| PROBLEM TO SOLVE |
Filter these entries, keeping only lines that hold the word "Nikiski".

| INPUT MATERIAL |
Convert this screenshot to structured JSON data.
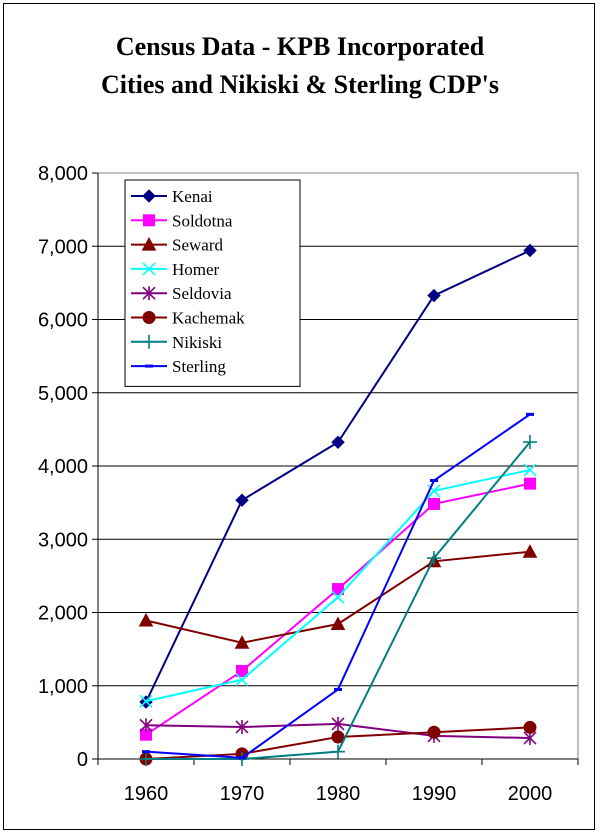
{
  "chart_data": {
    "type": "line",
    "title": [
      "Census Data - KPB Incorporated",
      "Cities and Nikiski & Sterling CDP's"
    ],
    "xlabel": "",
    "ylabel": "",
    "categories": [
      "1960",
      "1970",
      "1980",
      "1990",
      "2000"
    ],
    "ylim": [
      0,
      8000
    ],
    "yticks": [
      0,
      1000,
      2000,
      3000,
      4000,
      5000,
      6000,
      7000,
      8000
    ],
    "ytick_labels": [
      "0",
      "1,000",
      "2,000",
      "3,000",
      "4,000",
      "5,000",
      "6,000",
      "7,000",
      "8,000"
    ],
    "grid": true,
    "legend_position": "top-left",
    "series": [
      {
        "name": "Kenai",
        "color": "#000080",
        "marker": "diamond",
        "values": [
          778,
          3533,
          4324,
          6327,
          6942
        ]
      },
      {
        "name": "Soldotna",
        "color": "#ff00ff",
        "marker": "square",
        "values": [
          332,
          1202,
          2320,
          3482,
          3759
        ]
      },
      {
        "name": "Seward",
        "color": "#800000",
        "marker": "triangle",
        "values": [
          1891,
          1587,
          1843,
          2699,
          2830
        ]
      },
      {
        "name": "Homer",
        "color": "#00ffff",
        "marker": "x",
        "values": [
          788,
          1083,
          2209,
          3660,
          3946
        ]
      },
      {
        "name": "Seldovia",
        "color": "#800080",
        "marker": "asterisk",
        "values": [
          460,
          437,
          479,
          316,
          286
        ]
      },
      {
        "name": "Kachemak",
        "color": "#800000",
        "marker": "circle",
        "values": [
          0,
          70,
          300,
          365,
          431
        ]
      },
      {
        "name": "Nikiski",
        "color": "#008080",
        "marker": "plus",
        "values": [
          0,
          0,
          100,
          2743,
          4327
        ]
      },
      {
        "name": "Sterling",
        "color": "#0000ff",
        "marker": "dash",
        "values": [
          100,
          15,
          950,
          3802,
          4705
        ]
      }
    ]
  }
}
==
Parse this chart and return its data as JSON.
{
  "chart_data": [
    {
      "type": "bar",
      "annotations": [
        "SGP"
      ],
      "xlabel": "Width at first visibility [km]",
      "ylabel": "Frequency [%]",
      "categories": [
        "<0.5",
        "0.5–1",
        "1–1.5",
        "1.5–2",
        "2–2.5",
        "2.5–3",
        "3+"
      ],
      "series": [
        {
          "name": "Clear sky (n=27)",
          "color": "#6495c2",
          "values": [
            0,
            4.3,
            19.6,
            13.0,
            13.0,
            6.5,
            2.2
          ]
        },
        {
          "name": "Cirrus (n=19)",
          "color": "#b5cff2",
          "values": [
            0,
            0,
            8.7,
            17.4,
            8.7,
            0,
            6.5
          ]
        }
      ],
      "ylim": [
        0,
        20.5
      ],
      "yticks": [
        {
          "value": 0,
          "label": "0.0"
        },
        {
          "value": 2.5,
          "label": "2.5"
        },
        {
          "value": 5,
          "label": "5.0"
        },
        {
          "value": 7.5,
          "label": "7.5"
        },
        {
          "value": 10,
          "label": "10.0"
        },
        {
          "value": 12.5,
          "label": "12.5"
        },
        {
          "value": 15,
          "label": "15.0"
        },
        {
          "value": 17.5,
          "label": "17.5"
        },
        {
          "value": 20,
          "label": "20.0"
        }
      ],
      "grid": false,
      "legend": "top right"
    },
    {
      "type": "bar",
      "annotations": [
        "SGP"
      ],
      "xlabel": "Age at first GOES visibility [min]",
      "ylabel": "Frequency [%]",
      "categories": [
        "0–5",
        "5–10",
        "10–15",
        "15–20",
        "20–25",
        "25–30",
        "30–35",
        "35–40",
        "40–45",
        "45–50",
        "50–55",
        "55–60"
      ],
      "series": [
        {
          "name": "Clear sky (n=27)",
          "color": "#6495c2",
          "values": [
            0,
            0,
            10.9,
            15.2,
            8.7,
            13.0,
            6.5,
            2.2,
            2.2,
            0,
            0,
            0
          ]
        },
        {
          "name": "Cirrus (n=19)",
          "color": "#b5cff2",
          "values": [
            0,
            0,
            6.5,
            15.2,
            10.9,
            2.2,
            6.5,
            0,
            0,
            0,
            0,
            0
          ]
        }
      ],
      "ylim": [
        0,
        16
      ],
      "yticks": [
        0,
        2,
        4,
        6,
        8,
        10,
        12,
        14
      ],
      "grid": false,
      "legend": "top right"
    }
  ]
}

| ANSWER FOR THIS EXERCISE |
      "Cities and Nikiski & Sterling CDP's"
        "name": "Nikiski",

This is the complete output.